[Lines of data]
++++

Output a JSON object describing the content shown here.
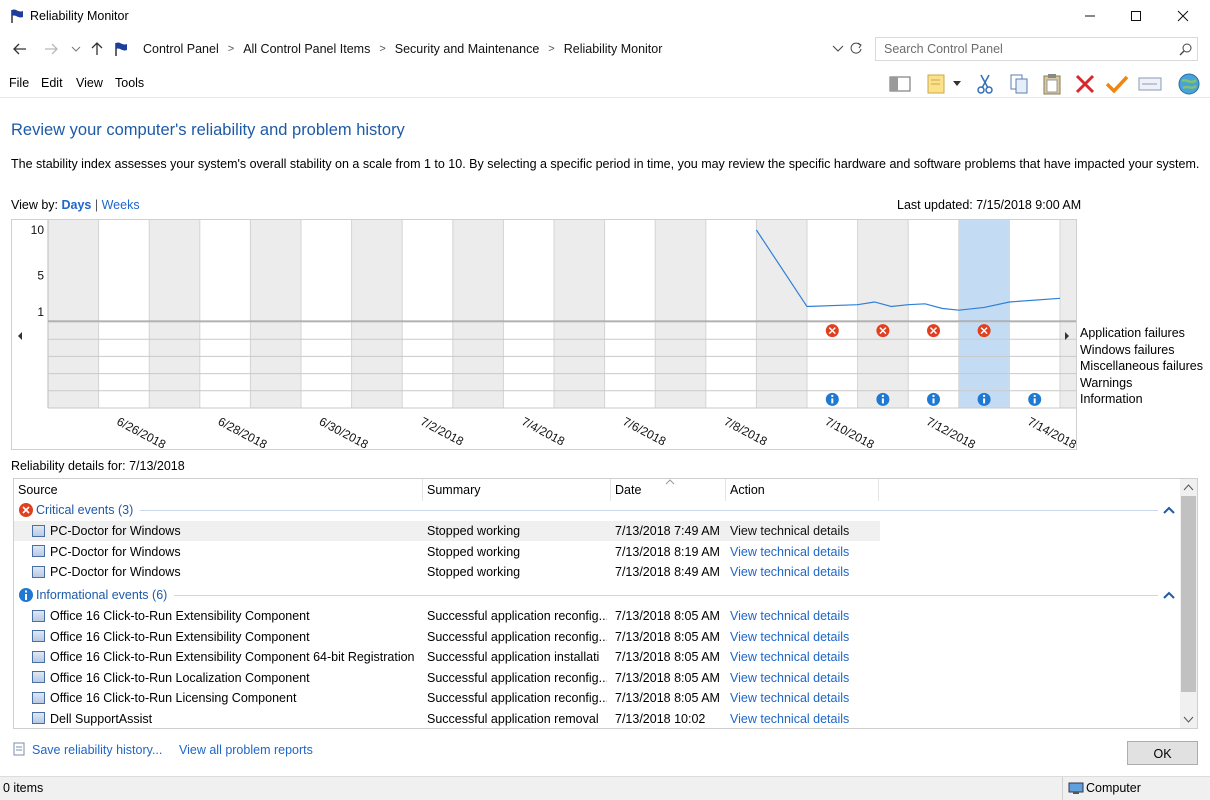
{
  "window": {
    "title": "Reliability Monitor"
  },
  "address": {
    "crumbs": [
      "Control Panel",
      "All Control Panel Items",
      "Security and Maintenance",
      "Reliability Monitor"
    ],
    "search_placeholder": "Search Control Panel"
  },
  "menu": {
    "file": "File",
    "edit": "Edit",
    "view": "View",
    "tools": "Tools"
  },
  "page": {
    "heading": "Review your computer's reliability and problem history",
    "description": "The stability index assesses your system's overall stability on a scale from 1 to 10. By selecting a specific period in time, you may review the specific hardware and software problems that have impacted your system.",
    "view_by_label": "View by:",
    "view_days": "Days",
    "view_sep": "|",
    "view_weeks": "Weeks",
    "last_updated": "Last updated: 7/15/2018 9:00 AM"
  },
  "chart_data": {
    "type": "line",
    "title": "",
    "y_ticks": [
      "10",
      "5",
      "1"
    ],
    "ylim": [
      1,
      10
    ],
    "columns": [
      "6/25/2018",
      "6/26/2018",
      "6/27/2018",
      "6/28/2018",
      "6/29/2018",
      "6/30/2018",
      "7/1/2018",
      "7/2/2018",
      "7/3/2018",
      "7/4/2018",
      "7/5/2018",
      "7/6/2018",
      "7/7/2018",
      "7/8/2018",
      "7/9/2018",
      "7/10/2018",
      "7/11/2018",
      "7/12/2018",
      "7/13/2018",
      "7/14/2018",
      "7/15/2018"
    ],
    "x_tick_labels": [
      "6/26/2018",
      "6/28/2018",
      "6/30/2018",
      "7/2/2018",
      "7/4/2018",
      "7/6/2018",
      "7/8/2018",
      "7/10/2018",
      "7/12/2018",
      "7/14/2018"
    ],
    "selected_column": "7/13/2018",
    "stability_index": [
      {
        "x": "7/9/2018",
        "y": 10.0
      },
      {
        "x": "7/10/2018",
        "y": 1.6
      },
      {
        "x": "7/11/2018",
        "y": 1.8
      },
      {
        "x": "7/11/2018",
        "y": 2.1
      },
      {
        "x": "7/11/2018",
        "y": 1.6
      },
      {
        "x": "7/12/2018",
        "y": 1.8
      },
      {
        "x": "7/12/2018",
        "y": 1.9
      },
      {
        "x": "7/12/2018",
        "y": 1.4
      },
      {
        "x": "7/13/2018",
        "y": 1.2
      },
      {
        "x": "7/13/2018",
        "y": 1.5
      },
      {
        "x": "7/14/2018",
        "y": 2.1
      },
      {
        "x": "7/15/2018",
        "y": 2.5
      }
    ],
    "rows": [
      "Application failures",
      "Windows failures",
      "Miscellaneous failures",
      "Warnings",
      "Information"
    ],
    "application_failures": [
      "7/10/2018",
      "7/11/2018",
      "7/12/2018",
      "7/13/2018"
    ],
    "information": [
      "7/10/2018",
      "7/11/2018",
      "7/12/2018",
      "7/13/2018",
      "7/14/2018"
    ]
  },
  "details": {
    "label": "Reliability details for: 7/13/2018",
    "headers": {
      "source": "Source",
      "summary": "Summary",
      "date": "Date",
      "action": "Action"
    },
    "critical_group": "Critical events (3)",
    "info_group": "Informational events (6)",
    "critical_rows": [
      {
        "source": "PC-Doctor for Windows",
        "summary": "Stopped working",
        "date": "7/13/2018 7:49 AM",
        "action": "View  technical details"
      },
      {
        "source": "PC-Doctor for Windows",
        "summary": "Stopped working",
        "date": "7/13/2018 8:19 AM",
        "action": "View  technical details"
      },
      {
        "source": "PC-Doctor for Windows",
        "summary": "Stopped working",
        "date": "7/13/2018 8:49 AM",
        "action": "View  technical details"
      }
    ],
    "info_rows": [
      {
        "source": "Office 16 Click-to-Run Extensibility Component",
        "summary": "Successful application reconfig...",
        "date": "7/13/2018 8:05 AM",
        "action": "View  technical details"
      },
      {
        "source": "Office 16 Click-to-Run Extensibility Component",
        "summary": "Successful application reconfig...",
        "date": "7/13/2018 8:05 AM",
        "action": "View  technical details"
      },
      {
        "source": "Office 16 Click-to-Run Extensibility Component 64-bit Registration",
        "summary": "Successful application installati",
        "date": "7/13/2018 8:05 AM",
        "action": "View  technical details"
      },
      {
        "source": "Office 16 Click-to-Run Localization Component",
        "summary": "Successful application reconfig...",
        "date": "7/13/2018 8:05 AM",
        "action": "View  technical details"
      },
      {
        "source": "Office 16 Click-to-Run Licensing Component",
        "summary": "Successful application reconfig...",
        "date": "7/13/2018 8:05 AM",
        "action": "View  technical details"
      },
      {
        "source": "Dell SupportAssist",
        "summary": "Successful application removal",
        "date": "7/13/2018 10:02",
        "action": "View  technical details"
      }
    ]
  },
  "footer": {
    "save_link": "Save reliability history...",
    "view_all_link": "View all problem reports",
    "ok": "OK"
  },
  "status": {
    "items": "0 items",
    "zone": "Computer"
  },
  "colors": {
    "link": "#1e66c8",
    "heading": "#1e5aa6",
    "selected_column": "#c4dcf3",
    "line": "#2f7fd8",
    "error": "#e0401f",
    "info": "#1f78d1"
  }
}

++++

Repeat the material above word for word, please, apart from its images.

[Task solution]
Output a JSON object describing the content shown here.
{
  "window": {
    "title": "Reliability Monitor"
  },
  "address": {
    "crumbs": [
      "Control Panel",
      "All Control Panel Items",
      "Security and Maintenance",
      "Reliability Monitor"
    ],
    "search_placeholder": "Search Control Panel"
  },
  "menu": {
    "file": "File",
    "edit": "Edit",
    "view": "View",
    "tools": "Tools"
  },
  "page": {
    "heading": "Review your computer's reliability and problem history",
    "description": "The stability index assesses your system's overall stability on a scale from 1 to 10. By selecting a specific period in time, you may review the specific hardware and software problems that have impacted your system.",
    "view_by_label": "View by:",
    "view_days": "Days",
    "view_sep": "|",
    "view_weeks": "Weeks",
    "last_updated": "Last updated: 7/15/2018 9:00 AM"
  },
  "chart_data": {
    "type": "line",
    "title": "",
    "y_ticks": [
      "10",
      "5",
      "1"
    ],
    "ylim": [
      1,
      10
    ],
    "columns": [
      "6/25/2018",
      "6/26/2018",
      "6/27/2018",
      "6/28/2018",
      "6/29/2018",
      "6/30/2018",
      "7/1/2018",
      "7/2/2018",
      "7/3/2018",
      "7/4/2018",
      "7/5/2018",
      "7/6/2018",
      "7/7/2018",
      "7/8/2018",
      "7/9/2018",
      "7/10/2018",
      "7/11/2018",
      "7/12/2018",
      "7/13/2018",
      "7/14/2018",
      "7/15/2018"
    ],
    "x_tick_labels": [
      "6/26/2018",
      "6/28/2018",
      "6/30/2018",
      "7/2/2018",
      "7/4/2018",
      "7/6/2018",
      "7/8/2018",
      "7/10/2018",
      "7/12/2018",
      "7/14/2018"
    ],
    "selected_column": "7/13/2018",
    "stability_index": [
      {
        "x": "7/9/2018",
        "y": 10.0
      },
      {
        "x": "7/10/2018",
        "y": 1.6
      },
      {
        "x": "7/11/2018",
        "y": 1.8
      },
      {
        "x": "7/11/2018",
        "y": 2.1
      },
      {
        "x": "7/11/2018",
        "y": 1.6
      },
      {
        "x": "7/12/2018",
        "y": 1.8
      },
      {
        "x": "7/12/2018",
        "y": 1.9
      },
      {
        "x": "7/12/2018",
        "y": 1.4
      },
      {
        "x": "7/13/2018",
        "y": 1.2
      },
      {
        "x": "7/13/2018",
        "y": 1.5
      },
      {
        "x": "7/14/2018",
        "y": 2.1
      },
      {
        "x": "7/15/2018",
        "y": 2.5
      }
    ],
    "rows": [
      "Application failures",
      "Windows failures",
      "Miscellaneous failures",
      "Warnings",
      "Information"
    ],
    "application_failures": [
      "7/10/2018",
      "7/11/2018",
      "7/12/2018",
      "7/13/2018"
    ],
    "information": [
      "7/10/2018",
      "7/11/2018",
      "7/12/2018",
      "7/13/2018",
      "7/14/2018"
    ]
  },
  "details": {
    "label": "Reliability details for: 7/13/2018",
    "headers": {
      "source": "Source",
      "summary": "Summary",
      "date": "Date",
      "action": "Action"
    },
    "critical_group": "Critical events (3)",
    "info_group": "Informational events (6)",
    "critical_rows": [
      {
        "source": "PC-Doctor for Windows",
        "summary": "Stopped working",
        "date": "7/13/2018 7:49 AM",
        "action": "View  technical details"
      },
      {
        "source": "PC-Doctor for Windows",
        "summary": "Stopped working",
        "date": "7/13/2018 8:19 AM",
        "action": "View  technical details"
      },
      {
        "source": "PC-Doctor for Windows",
        "summary": "Stopped working",
        "date": "7/13/2018 8:49 AM",
        "action": "View  technical details"
      }
    ],
    "info_rows": [
      {
        "source": "Office 16 Click-to-Run Extensibility Component",
        "summary": "Successful application reconfig...",
        "date": "7/13/2018 8:05 AM",
        "action": "View  technical details"
      },
      {
        "source": "Office 16 Click-to-Run Extensibility Component",
        "summary": "Successful application reconfig...",
        "date": "7/13/2018 8:05 AM",
        "action": "View  technical details"
      },
      {
        "source": "Office 16 Click-to-Run Extensibility Component 64-bit Registration",
        "summary": "Successful application installati",
        "date": "7/13/2018 8:05 AM",
        "action": "View  technical details"
      },
      {
        "source": "Office 16 Click-to-Run Localization Component",
        "summary": "Successful application reconfig...",
        "date": "7/13/2018 8:05 AM",
        "action": "View  technical details"
      },
      {
        "source": "Office 16 Click-to-Run Licensing Component",
        "summary": "Successful application reconfig...",
        "date": "7/13/2018 8:05 AM",
        "action": "View  technical details"
      },
      {
        "source": "Dell SupportAssist",
        "summary": "Successful application removal",
        "date": "7/13/2018 10:02",
        "action": "View  technical details"
      }
    ]
  },
  "footer": {
    "save_link": "Save reliability history...",
    "view_all_link": "View all problem reports",
    "ok": "OK"
  },
  "status": {
    "items": "0 items",
    "zone": "Computer"
  },
  "colors": {
    "link": "#1e66c8",
    "heading": "#1e5aa6",
    "selected_column": "#c4dcf3",
    "line": "#2f7fd8",
    "error": "#e0401f",
    "info": "#1f78d1"
  }
}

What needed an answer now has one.